**Exercise details**
Write out every line of the material as it stands, apart from the pictures.

######

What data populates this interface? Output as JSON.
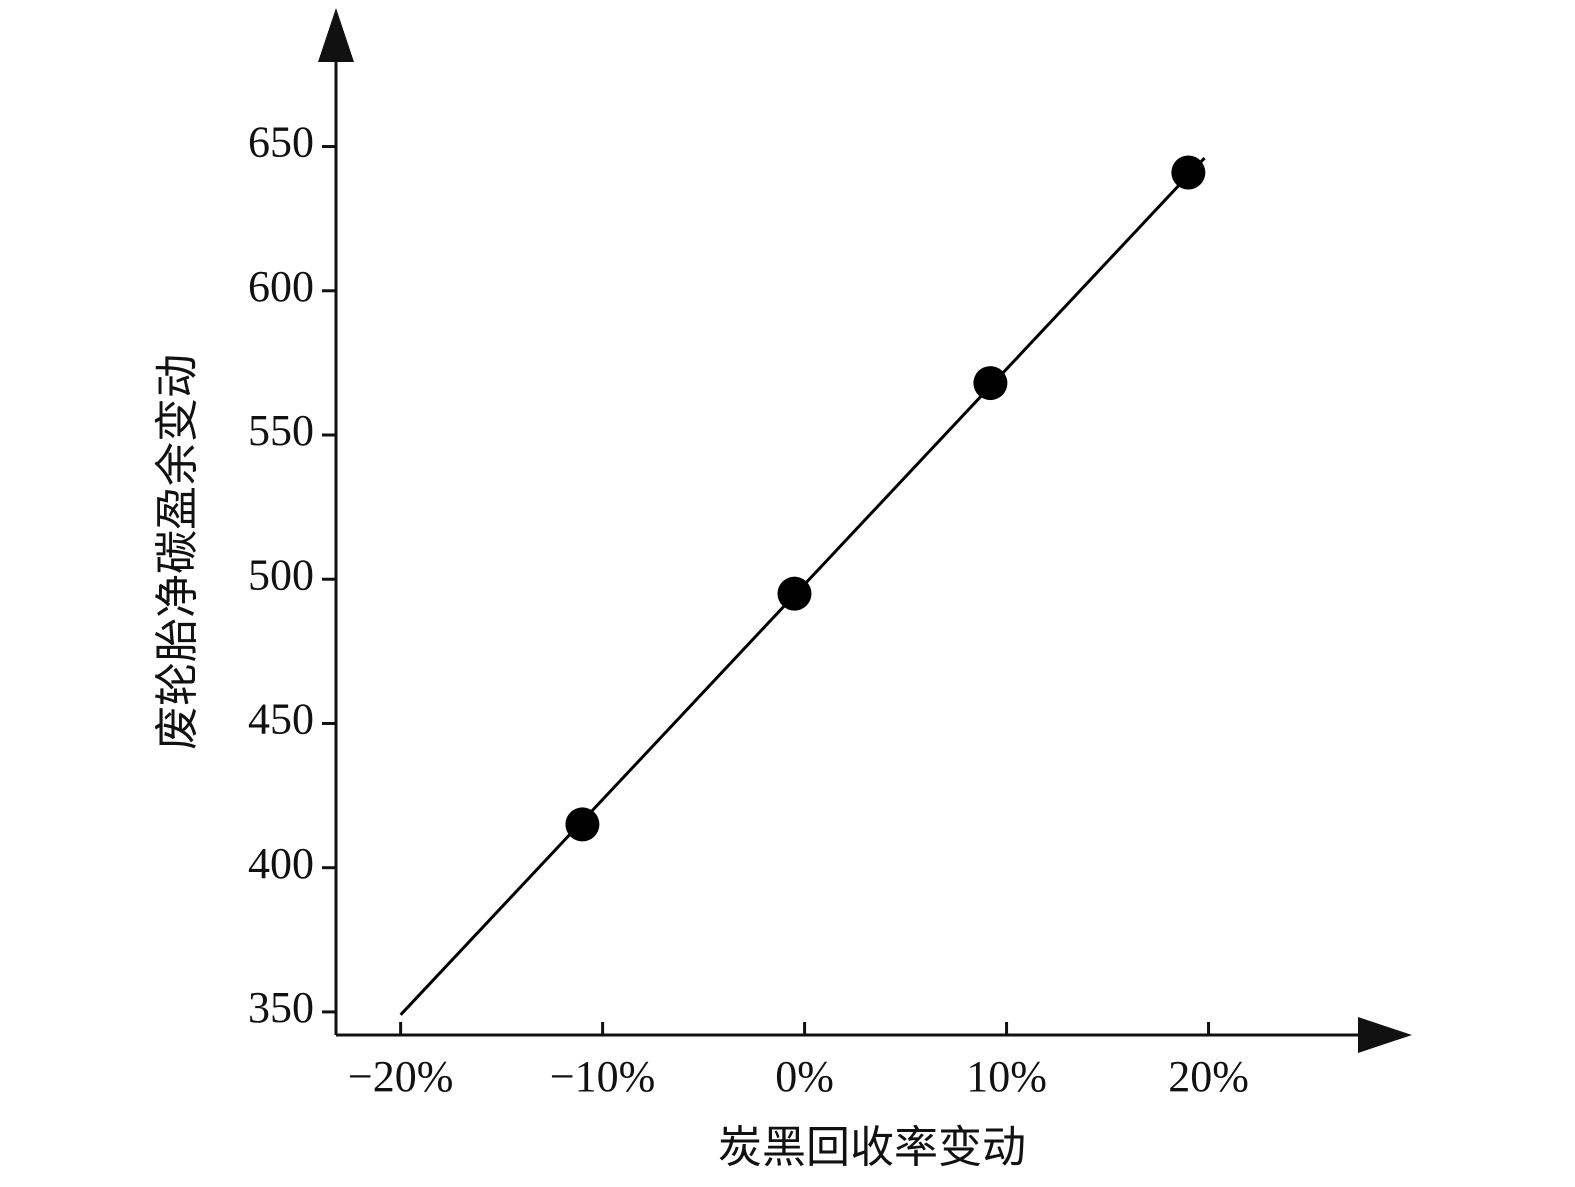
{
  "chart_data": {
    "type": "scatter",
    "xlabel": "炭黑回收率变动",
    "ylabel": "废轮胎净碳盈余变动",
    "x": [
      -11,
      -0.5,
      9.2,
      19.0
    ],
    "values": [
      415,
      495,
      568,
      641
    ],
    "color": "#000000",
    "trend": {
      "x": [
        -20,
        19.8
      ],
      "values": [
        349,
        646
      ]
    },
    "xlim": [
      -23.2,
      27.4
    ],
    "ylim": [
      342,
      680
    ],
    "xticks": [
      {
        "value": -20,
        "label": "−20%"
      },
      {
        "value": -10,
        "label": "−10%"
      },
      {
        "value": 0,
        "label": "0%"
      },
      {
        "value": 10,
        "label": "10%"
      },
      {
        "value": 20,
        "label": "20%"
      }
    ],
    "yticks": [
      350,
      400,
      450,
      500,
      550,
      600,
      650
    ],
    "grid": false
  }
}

######

**Solved exercise**
What data populates this interface? Output as JSON.
{
  "chart_data": {
    "type": "scatter",
    "xlabel": "炭黑回收率变动",
    "ylabel": "废轮胎净碳盈余变动",
    "x": [
      -11,
      -0.5,
      9.2,
      19.0
    ],
    "values": [
      415,
      495,
      568,
      641
    ],
    "color": "#000000",
    "trend": {
      "x": [
        -20,
        19.8
      ],
      "values": [
        349,
        646
      ]
    },
    "xlim": [
      -23.2,
      27.4
    ],
    "ylim": [
      342,
      680
    ],
    "xticks": [
      {
        "value": -20,
        "label": "−20%"
      },
      {
        "value": -10,
        "label": "−10%"
      },
      {
        "value": 0,
        "label": "0%"
      },
      {
        "value": 10,
        "label": "10%"
      },
      {
        "value": 20,
        "label": "20%"
      }
    ],
    "yticks": [
      350,
      400,
      450,
      500,
      550,
      600,
      650
    ],
    "grid": false
  }
}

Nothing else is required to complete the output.